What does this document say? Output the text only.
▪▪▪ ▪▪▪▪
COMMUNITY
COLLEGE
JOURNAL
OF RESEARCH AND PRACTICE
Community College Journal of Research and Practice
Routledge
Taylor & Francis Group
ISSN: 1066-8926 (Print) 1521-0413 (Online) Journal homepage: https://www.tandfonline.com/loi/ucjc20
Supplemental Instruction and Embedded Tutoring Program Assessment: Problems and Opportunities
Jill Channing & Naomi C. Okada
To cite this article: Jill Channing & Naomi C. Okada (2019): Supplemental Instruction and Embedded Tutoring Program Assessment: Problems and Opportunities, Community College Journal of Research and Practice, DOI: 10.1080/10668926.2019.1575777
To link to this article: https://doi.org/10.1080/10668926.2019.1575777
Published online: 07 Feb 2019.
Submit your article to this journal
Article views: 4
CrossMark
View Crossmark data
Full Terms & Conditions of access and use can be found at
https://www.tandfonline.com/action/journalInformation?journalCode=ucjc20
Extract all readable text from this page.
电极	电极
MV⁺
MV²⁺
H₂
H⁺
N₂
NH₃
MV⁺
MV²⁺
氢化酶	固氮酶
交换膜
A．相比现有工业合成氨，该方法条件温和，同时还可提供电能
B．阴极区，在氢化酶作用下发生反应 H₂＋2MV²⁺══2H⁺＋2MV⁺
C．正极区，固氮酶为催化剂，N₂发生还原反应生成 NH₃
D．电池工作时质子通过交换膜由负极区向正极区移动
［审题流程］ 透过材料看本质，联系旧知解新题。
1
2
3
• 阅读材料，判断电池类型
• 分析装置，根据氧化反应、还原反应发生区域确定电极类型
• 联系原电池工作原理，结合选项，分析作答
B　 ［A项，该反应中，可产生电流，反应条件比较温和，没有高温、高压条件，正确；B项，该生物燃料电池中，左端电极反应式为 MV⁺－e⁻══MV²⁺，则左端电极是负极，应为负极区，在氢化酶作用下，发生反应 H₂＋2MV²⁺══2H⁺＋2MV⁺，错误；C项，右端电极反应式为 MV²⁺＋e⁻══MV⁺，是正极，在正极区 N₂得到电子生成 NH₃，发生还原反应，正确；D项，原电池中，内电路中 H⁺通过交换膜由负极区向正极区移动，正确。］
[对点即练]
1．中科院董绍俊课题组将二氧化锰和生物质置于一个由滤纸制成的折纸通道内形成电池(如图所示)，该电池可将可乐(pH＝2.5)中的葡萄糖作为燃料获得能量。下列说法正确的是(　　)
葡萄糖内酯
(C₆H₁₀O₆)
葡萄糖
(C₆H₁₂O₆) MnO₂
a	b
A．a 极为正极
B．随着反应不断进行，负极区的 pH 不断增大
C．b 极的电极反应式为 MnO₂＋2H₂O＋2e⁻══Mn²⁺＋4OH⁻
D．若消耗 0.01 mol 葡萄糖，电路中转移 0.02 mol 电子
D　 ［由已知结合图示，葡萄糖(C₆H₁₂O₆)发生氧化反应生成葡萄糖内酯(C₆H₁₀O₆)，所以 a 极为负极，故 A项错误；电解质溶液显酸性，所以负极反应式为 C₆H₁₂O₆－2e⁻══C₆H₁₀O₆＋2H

◆ PROBLEM DESCRIPTION
Going over the lines above, work out how many include "Problems", then give only that number.

◆ TASK OUTPUT
2